> Aim of the task
Print out each record below, unaltered and complete, without its images.

> Provided data
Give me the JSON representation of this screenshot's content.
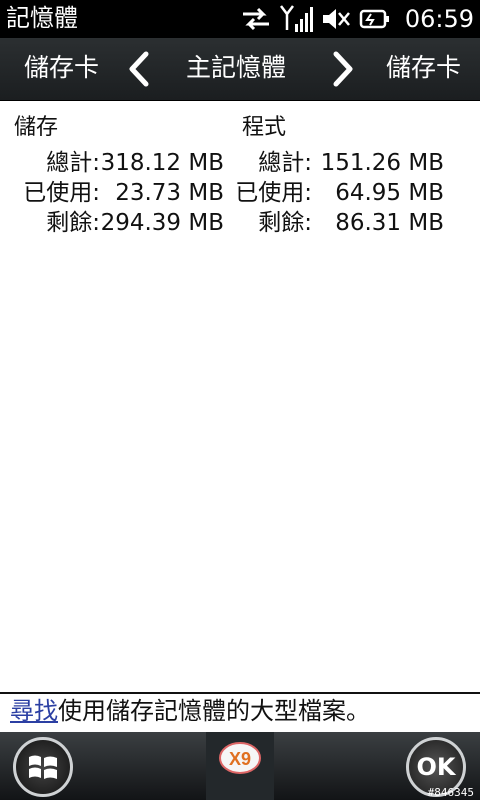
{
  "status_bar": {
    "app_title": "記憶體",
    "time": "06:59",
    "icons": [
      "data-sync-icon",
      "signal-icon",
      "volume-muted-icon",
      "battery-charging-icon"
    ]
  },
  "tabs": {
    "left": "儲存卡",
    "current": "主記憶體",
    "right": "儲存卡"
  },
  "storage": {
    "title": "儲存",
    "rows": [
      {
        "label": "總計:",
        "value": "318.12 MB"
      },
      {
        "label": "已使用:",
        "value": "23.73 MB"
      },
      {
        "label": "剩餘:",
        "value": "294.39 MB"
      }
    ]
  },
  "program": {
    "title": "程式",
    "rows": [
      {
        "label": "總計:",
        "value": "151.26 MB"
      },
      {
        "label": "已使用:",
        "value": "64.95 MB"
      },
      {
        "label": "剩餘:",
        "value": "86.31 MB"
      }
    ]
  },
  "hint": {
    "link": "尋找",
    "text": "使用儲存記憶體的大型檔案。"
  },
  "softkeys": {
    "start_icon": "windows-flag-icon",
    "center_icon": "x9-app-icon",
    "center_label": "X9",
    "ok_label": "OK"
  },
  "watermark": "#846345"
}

> Exercise output
Give me the JSON representation of this screenshot's content.
{
  "status_bar": {
    "app_title": "記憶體",
    "time": "06:59",
    "icons": [
      "data-sync-icon",
      "signal-icon",
      "volume-muted-icon",
      "battery-charging-icon"
    ]
  },
  "tabs": {
    "left": "儲存卡",
    "current": "主記憶體",
    "right": "儲存卡"
  },
  "storage": {
    "title": "儲存",
    "rows": [
      {
        "label": "總計:",
        "value": "318.12 MB"
      },
      {
        "label": "已使用:",
        "value": "23.73 MB"
      },
      {
        "label": "剩餘:",
        "value": "294.39 MB"
      }
    ]
  },
  "program": {
    "title": "程式",
    "rows": [
      {
        "label": "總計:",
        "value": "151.26 MB"
      },
      {
        "label": "已使用:",
        "value": "64.95 MB"
      },
      {
        "label": "剩餘:",
        "value": "86.31 MB"
      }
    ]
  },
  "hint": {
    "link": "尋找",
    "text": "使用儲存記憶體的大型檔案。"
  },
  "softkeys": {
    "start_icon": "windows-flag-icon",
    "center_icon": "x9-app-icon",
    "center_label": "X9",
    "ok_label": "OK"
  },
  "watermark": "#846345"
}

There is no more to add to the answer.